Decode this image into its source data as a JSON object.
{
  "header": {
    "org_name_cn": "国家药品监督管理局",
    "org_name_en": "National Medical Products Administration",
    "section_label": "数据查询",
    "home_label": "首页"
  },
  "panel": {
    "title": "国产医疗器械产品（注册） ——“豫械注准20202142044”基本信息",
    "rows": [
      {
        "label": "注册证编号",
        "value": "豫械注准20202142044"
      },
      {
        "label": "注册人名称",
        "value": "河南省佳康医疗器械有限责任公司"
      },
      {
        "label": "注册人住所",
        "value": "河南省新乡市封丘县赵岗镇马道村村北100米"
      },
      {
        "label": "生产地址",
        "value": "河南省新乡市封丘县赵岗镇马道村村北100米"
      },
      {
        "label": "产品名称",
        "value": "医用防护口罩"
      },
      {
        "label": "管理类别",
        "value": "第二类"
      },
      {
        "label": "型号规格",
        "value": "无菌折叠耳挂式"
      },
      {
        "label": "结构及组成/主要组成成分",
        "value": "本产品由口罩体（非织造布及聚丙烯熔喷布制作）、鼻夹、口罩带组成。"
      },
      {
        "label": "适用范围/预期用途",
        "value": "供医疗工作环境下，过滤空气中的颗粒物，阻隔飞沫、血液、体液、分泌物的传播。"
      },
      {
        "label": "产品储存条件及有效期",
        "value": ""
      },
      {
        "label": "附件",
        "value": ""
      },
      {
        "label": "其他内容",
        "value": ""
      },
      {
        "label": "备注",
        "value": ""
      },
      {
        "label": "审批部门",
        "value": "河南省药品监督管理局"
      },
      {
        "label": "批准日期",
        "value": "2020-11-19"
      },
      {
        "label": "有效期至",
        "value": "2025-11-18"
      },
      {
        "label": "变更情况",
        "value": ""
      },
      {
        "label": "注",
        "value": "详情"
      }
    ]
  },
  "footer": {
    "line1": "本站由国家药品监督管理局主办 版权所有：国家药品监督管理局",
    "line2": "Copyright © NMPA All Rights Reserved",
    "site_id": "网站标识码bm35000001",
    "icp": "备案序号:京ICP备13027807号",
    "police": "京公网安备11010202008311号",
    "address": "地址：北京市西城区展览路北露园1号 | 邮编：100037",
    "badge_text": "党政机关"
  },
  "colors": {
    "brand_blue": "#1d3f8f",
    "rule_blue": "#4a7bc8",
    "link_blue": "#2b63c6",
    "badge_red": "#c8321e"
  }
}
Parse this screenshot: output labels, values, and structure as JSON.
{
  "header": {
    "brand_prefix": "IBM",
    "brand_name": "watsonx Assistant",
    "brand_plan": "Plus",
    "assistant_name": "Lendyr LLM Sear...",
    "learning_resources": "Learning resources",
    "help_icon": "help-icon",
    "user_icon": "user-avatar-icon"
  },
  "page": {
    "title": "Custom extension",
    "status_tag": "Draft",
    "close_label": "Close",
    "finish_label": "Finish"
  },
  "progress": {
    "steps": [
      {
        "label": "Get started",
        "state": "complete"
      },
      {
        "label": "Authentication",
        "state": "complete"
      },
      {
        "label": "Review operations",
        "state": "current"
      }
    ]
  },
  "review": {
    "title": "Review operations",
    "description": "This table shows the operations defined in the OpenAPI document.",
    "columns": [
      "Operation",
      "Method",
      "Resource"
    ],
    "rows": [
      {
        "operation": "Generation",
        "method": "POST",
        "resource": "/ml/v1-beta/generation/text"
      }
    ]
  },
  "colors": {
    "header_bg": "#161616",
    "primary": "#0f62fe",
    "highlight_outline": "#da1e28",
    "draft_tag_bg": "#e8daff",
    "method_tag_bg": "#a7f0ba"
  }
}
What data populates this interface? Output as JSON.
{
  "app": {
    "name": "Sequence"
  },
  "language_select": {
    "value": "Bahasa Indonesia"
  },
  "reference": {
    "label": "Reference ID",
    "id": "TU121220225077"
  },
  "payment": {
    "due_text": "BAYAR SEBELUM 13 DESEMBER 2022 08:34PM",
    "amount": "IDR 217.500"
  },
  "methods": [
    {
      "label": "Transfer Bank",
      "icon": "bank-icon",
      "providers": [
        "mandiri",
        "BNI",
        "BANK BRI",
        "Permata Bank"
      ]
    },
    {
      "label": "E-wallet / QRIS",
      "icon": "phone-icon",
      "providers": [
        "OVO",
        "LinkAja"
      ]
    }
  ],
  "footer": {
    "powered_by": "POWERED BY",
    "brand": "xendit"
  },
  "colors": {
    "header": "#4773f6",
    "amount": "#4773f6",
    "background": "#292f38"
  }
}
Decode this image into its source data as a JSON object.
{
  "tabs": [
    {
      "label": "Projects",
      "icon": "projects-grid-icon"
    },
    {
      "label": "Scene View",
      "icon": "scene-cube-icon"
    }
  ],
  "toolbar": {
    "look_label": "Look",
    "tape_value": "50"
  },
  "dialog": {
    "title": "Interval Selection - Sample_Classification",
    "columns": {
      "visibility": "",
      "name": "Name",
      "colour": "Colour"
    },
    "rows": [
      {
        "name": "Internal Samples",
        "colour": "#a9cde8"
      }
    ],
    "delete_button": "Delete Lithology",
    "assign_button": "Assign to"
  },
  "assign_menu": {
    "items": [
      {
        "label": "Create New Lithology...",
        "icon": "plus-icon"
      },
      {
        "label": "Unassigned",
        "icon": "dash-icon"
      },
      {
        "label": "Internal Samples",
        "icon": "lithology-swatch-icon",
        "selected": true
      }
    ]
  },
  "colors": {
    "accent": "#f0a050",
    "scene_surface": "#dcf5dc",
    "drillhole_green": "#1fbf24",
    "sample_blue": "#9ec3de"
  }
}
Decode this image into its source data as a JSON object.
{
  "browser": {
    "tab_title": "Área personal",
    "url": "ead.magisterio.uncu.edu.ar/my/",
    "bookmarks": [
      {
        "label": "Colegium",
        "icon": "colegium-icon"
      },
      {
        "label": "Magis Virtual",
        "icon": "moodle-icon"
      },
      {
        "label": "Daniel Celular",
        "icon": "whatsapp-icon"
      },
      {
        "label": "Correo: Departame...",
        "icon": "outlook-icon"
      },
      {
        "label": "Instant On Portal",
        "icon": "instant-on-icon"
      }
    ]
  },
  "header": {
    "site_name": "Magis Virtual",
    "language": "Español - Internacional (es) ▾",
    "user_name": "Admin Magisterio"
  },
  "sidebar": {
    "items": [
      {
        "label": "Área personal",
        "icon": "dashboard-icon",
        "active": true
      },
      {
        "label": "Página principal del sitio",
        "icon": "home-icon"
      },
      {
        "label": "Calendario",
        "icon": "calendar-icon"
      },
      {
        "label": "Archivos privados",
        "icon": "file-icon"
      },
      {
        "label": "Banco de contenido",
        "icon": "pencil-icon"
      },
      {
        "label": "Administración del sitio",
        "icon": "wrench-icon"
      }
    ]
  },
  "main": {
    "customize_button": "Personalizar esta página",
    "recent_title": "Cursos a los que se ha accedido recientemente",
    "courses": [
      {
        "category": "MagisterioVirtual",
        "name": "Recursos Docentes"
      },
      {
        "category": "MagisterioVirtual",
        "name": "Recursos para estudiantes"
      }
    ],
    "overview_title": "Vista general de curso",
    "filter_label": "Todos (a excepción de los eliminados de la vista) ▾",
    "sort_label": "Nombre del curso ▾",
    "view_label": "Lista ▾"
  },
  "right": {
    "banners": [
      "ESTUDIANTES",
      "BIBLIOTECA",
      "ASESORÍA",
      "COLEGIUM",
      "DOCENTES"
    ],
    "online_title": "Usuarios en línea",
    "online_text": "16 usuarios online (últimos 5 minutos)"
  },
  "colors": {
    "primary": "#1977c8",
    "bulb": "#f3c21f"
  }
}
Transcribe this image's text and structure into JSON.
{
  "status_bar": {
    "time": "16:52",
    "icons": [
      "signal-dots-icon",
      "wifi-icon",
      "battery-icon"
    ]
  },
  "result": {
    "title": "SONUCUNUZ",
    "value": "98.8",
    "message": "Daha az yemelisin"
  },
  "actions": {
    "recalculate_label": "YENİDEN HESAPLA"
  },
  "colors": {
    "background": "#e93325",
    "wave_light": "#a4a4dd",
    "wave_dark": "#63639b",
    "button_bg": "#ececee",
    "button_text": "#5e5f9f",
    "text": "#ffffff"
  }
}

━━━

* GIVEN EXERCISE:
Filter the records above and return every line that holds the word "background".

* SOLUTION:
    "background": "#292f38"
    "background": "#e93325",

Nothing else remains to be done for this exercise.